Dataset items
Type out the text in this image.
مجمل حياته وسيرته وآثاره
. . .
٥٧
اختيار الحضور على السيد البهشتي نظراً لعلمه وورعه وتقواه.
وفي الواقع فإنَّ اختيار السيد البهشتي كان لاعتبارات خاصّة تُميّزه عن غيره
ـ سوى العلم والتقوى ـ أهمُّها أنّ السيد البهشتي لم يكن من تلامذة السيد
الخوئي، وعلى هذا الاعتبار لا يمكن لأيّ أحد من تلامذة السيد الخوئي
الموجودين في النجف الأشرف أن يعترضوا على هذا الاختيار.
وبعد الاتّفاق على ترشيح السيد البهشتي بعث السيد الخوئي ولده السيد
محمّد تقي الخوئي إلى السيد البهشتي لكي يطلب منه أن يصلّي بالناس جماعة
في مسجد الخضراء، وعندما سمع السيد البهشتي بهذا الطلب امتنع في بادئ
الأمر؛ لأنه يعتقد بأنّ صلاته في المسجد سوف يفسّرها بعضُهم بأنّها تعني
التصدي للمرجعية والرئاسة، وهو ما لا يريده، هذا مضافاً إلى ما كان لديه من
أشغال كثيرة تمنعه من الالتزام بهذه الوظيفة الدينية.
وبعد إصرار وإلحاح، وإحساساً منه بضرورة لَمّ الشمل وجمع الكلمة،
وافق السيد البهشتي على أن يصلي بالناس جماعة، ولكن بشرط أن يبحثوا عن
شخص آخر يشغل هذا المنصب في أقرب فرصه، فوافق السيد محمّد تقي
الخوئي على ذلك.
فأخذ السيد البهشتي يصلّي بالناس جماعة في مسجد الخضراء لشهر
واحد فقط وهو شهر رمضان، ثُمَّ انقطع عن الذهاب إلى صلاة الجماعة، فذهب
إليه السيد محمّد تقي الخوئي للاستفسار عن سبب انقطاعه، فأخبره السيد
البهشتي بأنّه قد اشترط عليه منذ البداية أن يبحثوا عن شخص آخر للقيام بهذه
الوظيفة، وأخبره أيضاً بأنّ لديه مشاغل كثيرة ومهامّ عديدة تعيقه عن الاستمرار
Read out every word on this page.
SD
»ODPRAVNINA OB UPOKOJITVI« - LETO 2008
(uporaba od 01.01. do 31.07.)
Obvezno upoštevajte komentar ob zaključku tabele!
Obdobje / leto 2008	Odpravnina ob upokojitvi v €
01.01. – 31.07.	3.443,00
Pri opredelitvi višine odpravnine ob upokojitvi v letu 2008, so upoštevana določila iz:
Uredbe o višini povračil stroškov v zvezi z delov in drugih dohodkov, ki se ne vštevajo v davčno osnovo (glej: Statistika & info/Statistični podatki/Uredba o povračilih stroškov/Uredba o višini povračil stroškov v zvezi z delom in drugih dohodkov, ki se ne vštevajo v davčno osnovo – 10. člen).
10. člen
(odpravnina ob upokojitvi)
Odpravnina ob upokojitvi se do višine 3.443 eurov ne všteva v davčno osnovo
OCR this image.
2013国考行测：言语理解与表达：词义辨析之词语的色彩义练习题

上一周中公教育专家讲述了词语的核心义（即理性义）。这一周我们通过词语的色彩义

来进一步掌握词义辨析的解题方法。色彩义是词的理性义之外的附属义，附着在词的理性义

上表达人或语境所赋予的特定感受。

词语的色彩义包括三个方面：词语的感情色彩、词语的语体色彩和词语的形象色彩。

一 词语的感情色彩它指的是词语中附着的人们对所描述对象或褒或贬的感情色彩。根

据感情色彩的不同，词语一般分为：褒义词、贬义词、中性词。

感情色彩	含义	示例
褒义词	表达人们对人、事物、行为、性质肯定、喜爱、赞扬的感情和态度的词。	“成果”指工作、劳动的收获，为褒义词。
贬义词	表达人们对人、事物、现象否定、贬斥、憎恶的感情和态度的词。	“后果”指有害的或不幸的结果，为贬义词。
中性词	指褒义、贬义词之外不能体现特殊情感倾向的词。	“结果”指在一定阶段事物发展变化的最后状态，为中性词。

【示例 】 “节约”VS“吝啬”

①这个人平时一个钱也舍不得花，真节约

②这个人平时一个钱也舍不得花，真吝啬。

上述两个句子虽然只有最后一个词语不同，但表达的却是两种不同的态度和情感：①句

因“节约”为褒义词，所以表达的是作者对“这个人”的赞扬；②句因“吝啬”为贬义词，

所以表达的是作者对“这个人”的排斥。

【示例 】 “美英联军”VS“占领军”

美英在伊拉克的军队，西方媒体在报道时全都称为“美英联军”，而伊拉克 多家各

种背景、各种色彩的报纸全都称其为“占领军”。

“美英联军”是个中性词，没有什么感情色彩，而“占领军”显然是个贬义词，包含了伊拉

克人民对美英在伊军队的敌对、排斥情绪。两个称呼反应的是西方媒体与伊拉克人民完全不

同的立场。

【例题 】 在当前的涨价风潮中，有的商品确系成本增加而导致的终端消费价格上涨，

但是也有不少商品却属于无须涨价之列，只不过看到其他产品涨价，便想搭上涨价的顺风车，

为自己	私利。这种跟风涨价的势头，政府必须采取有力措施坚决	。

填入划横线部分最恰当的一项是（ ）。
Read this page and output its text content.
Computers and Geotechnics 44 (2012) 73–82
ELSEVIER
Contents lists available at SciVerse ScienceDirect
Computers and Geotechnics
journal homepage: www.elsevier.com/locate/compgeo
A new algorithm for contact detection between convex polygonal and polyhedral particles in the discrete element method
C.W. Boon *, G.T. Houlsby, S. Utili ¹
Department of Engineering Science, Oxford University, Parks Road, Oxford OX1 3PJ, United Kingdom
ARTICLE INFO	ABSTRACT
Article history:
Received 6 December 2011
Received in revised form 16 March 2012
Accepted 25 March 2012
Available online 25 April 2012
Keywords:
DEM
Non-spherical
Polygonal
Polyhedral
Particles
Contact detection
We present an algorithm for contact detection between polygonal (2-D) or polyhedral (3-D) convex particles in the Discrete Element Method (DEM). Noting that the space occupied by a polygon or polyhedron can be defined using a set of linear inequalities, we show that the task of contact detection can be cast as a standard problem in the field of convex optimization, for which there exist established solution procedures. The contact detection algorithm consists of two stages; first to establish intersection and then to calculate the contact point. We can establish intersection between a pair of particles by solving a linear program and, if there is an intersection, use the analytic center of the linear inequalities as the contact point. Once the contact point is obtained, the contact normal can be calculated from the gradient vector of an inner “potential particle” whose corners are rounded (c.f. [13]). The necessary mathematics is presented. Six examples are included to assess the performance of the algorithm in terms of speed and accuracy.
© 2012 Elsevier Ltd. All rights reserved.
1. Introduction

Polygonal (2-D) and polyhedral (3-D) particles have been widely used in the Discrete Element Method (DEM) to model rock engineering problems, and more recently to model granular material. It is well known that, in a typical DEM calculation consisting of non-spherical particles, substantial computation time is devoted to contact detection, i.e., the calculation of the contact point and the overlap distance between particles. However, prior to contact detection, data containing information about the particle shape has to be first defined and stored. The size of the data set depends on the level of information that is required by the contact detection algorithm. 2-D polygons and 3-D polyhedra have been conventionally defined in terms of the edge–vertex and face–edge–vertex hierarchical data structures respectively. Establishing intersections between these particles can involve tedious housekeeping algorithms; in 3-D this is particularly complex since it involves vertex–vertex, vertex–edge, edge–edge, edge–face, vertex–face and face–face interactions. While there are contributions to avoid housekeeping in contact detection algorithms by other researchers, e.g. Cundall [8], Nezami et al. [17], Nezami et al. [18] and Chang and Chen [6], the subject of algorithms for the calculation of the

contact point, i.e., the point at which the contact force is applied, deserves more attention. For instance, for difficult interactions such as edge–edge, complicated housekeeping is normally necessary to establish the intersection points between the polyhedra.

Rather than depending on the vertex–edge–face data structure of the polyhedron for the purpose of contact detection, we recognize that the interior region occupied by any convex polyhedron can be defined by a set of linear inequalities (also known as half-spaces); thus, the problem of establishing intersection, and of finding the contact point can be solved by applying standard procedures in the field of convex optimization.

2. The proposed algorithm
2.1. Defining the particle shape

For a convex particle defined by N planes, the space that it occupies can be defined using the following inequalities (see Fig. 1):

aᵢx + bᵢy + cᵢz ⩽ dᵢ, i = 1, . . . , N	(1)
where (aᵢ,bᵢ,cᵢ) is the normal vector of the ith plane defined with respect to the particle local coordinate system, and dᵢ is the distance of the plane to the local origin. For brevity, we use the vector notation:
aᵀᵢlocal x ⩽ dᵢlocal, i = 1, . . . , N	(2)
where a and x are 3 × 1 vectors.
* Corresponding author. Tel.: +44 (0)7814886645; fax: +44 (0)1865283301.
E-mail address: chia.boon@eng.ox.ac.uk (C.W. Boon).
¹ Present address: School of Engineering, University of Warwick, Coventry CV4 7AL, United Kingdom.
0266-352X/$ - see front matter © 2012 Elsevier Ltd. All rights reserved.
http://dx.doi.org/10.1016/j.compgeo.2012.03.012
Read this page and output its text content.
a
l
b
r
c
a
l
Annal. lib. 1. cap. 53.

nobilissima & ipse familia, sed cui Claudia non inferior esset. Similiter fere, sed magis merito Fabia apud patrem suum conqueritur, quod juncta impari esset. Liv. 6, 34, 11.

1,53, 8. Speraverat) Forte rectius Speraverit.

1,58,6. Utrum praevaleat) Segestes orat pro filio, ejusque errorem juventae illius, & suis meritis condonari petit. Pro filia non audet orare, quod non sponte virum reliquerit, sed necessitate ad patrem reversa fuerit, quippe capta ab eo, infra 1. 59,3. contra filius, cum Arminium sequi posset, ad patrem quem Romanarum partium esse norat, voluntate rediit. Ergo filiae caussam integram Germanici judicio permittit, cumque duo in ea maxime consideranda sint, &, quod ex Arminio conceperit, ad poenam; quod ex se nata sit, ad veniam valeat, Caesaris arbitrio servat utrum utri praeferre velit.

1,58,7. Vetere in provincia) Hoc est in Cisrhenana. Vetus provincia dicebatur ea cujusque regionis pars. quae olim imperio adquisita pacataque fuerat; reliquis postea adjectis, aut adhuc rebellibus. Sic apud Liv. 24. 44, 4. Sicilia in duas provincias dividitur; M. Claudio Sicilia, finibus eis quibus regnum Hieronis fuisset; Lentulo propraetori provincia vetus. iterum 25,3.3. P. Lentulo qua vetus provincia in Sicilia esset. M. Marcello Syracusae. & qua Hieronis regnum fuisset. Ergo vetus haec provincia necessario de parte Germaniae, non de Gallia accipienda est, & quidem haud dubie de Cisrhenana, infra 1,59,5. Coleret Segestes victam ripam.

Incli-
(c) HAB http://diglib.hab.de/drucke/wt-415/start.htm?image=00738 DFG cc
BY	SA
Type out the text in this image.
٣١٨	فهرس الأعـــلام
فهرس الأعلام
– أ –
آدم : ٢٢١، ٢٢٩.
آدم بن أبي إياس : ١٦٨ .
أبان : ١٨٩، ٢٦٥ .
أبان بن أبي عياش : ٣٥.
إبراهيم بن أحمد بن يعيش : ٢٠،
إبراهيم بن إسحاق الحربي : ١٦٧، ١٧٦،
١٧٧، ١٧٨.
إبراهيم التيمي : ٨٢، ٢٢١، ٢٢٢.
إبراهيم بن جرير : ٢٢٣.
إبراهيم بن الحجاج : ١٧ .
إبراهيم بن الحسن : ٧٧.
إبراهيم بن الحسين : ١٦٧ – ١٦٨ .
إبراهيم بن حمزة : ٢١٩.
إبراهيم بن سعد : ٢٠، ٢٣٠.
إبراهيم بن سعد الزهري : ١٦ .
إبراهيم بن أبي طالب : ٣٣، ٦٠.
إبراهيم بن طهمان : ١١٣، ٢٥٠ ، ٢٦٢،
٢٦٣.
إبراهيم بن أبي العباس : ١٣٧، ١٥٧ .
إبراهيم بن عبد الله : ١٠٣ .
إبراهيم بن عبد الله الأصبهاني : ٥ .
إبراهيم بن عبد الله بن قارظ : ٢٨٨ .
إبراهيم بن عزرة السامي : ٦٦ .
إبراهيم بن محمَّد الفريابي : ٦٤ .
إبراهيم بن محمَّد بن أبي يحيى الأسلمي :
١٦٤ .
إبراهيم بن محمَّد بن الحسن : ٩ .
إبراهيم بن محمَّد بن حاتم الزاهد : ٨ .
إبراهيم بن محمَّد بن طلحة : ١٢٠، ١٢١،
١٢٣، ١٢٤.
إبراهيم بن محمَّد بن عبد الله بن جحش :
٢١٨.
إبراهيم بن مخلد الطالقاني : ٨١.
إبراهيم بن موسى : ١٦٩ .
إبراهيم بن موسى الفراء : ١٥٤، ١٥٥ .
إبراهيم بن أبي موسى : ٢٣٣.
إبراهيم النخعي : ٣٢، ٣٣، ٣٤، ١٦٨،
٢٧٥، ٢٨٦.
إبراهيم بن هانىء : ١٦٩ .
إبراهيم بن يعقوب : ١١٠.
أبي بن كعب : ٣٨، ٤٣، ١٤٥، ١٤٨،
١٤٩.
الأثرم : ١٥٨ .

# Exercise brief
Pull out all lines from the entries above that include the word "compgeo".

# Final result
journal homepage: www.elsevier.com/locate/compgeo
http://dx.doi.org/10.1016/j.compgeo.2012.03.012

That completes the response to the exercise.